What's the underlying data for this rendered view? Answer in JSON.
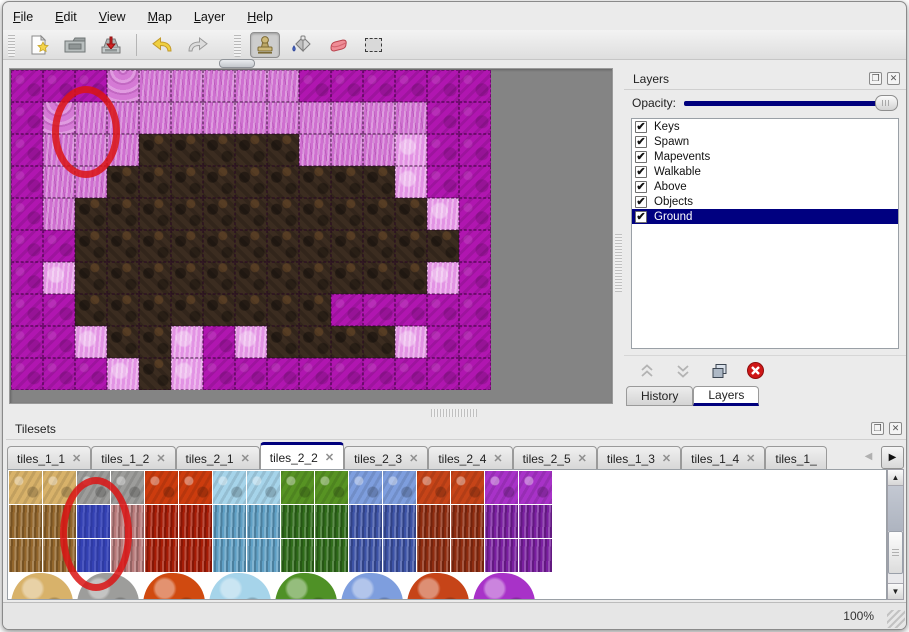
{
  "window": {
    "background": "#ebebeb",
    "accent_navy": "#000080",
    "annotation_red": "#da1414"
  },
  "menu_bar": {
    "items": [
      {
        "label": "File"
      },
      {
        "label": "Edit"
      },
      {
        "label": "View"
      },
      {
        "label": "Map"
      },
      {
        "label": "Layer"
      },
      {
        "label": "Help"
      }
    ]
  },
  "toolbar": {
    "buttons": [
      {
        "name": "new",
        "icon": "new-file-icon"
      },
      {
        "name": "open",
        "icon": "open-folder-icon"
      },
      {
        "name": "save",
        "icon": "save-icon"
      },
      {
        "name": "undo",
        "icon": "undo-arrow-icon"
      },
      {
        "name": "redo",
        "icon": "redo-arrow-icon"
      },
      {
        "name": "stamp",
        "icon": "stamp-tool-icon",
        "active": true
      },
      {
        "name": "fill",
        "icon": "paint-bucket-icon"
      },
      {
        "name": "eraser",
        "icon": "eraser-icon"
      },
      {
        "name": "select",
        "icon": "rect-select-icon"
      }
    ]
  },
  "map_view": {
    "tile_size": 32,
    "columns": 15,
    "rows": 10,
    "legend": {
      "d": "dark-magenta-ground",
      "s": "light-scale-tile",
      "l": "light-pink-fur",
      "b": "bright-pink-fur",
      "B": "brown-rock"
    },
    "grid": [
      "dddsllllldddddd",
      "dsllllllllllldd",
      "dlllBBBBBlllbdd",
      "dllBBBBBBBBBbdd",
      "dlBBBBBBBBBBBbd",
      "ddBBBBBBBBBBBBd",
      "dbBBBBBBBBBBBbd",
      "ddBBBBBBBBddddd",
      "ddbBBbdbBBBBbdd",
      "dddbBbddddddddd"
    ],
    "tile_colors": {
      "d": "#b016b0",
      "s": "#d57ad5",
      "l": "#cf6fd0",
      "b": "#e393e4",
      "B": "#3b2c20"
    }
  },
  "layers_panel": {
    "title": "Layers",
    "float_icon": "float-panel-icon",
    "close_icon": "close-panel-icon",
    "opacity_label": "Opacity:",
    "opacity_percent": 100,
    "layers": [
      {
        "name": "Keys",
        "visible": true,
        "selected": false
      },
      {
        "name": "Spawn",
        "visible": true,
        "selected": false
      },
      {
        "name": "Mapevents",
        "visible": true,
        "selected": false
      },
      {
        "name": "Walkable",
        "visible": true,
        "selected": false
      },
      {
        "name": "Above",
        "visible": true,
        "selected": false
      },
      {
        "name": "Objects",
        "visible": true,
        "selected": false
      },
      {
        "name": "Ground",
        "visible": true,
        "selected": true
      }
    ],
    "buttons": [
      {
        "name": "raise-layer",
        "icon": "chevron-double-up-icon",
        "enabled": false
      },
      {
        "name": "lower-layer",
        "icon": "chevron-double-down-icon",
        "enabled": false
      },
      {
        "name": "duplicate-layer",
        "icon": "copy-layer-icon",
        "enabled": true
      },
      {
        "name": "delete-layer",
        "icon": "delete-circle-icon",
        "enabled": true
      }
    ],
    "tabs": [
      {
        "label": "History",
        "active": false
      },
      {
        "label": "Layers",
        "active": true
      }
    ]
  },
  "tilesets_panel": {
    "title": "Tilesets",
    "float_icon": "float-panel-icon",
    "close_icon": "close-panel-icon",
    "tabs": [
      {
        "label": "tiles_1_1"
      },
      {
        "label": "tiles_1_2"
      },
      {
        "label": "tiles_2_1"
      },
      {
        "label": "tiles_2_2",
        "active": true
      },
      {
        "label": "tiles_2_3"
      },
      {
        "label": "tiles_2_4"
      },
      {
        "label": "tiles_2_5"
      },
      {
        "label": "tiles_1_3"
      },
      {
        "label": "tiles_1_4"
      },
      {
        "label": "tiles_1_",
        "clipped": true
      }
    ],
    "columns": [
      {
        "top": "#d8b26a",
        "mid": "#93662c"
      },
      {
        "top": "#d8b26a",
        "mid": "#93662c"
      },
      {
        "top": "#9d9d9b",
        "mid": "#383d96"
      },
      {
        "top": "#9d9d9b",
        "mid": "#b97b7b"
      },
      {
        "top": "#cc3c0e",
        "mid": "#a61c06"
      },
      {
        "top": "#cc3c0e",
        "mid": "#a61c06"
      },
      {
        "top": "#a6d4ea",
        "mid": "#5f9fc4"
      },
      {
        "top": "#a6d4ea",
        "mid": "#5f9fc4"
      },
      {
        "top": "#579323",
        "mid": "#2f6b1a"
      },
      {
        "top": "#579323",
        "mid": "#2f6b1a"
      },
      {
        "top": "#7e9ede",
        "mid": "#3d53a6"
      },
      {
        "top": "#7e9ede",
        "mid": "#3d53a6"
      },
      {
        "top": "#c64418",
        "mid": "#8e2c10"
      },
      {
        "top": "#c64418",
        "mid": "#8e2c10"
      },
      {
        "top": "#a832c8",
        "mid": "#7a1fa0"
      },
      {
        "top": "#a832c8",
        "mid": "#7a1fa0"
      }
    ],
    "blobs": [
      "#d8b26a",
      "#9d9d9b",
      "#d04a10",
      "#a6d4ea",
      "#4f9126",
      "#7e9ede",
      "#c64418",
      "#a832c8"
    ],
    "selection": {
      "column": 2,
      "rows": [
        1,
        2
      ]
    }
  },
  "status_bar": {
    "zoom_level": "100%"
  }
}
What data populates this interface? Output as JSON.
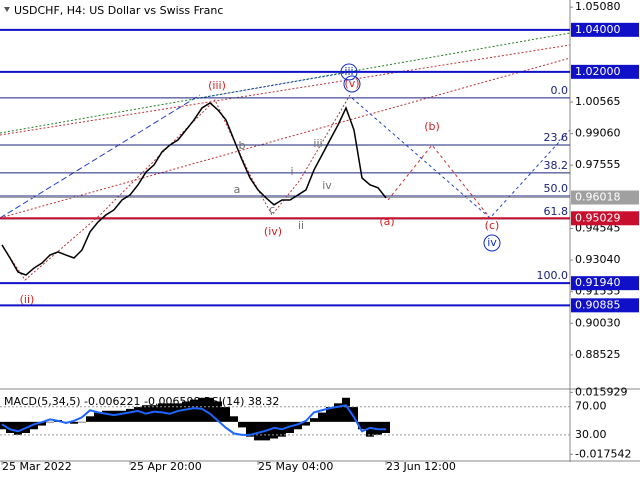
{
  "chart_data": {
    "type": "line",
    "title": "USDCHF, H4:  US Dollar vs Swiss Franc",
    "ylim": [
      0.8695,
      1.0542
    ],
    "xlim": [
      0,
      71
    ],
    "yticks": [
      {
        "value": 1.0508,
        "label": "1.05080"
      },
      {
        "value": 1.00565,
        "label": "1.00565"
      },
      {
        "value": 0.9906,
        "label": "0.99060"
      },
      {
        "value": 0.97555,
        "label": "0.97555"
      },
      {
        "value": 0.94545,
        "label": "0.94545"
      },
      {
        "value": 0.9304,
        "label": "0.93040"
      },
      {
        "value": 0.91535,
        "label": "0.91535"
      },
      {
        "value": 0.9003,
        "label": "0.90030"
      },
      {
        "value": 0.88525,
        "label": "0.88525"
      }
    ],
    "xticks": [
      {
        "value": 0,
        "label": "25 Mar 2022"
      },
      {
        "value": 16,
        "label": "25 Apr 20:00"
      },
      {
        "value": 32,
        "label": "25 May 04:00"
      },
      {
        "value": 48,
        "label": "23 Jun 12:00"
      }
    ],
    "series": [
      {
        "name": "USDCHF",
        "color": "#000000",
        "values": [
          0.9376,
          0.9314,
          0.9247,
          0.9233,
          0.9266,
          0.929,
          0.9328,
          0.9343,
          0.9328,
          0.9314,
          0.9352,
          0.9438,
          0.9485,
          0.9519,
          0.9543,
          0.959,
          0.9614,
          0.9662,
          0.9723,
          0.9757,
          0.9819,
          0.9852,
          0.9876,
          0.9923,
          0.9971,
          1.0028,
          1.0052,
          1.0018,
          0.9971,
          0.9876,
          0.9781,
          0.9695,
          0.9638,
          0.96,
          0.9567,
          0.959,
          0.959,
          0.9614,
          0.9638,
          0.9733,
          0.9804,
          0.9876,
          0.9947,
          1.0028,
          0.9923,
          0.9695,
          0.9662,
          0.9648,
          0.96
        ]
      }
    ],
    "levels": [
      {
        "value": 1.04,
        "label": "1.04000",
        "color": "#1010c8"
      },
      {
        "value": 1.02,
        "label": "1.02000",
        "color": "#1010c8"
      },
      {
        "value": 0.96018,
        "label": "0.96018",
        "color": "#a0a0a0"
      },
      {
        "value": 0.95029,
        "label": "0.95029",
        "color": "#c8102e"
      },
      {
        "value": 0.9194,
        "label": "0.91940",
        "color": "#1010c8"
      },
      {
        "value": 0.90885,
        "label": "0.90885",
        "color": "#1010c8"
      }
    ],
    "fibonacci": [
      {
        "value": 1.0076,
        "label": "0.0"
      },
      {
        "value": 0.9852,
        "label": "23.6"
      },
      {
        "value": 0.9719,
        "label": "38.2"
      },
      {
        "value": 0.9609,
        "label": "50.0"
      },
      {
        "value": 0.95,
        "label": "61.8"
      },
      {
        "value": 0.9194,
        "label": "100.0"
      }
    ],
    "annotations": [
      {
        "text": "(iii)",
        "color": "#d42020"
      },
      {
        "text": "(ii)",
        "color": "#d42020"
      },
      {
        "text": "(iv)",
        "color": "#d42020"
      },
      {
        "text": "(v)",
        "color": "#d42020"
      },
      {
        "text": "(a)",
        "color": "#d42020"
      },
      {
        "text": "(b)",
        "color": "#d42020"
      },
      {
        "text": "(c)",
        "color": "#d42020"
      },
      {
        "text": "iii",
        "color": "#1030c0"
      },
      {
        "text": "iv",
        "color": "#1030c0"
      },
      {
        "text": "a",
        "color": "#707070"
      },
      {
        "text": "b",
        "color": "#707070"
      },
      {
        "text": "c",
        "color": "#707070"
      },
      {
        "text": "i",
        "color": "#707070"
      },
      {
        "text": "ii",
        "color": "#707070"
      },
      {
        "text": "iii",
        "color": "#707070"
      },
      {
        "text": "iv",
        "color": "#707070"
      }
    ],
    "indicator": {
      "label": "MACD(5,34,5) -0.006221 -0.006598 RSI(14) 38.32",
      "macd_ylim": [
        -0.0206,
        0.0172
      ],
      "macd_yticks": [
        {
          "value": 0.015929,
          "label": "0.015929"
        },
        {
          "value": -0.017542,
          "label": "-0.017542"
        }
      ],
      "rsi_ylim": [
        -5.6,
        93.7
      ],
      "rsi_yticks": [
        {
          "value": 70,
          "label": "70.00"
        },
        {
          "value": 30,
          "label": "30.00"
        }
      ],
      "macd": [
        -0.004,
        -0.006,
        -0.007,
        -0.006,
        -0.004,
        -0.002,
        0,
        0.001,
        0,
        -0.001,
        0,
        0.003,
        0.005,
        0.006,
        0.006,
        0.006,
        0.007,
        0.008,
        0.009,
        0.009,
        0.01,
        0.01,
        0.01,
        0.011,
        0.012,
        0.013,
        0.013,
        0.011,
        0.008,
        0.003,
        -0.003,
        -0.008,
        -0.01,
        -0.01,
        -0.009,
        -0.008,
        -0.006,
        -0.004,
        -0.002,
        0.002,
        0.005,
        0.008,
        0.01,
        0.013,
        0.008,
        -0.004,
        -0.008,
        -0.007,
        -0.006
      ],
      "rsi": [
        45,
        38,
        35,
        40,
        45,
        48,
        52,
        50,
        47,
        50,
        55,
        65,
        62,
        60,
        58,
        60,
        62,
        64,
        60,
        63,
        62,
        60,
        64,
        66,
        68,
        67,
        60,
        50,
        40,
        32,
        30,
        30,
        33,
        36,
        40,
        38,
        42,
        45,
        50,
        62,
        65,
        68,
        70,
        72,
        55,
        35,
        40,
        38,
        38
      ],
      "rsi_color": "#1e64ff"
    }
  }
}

* [Given exercise] Search the entries for the word "delete", then gather every line that has it.

* [Response to the task]
        "name": "delete-layer",
        "icon": "delete-circle-icon",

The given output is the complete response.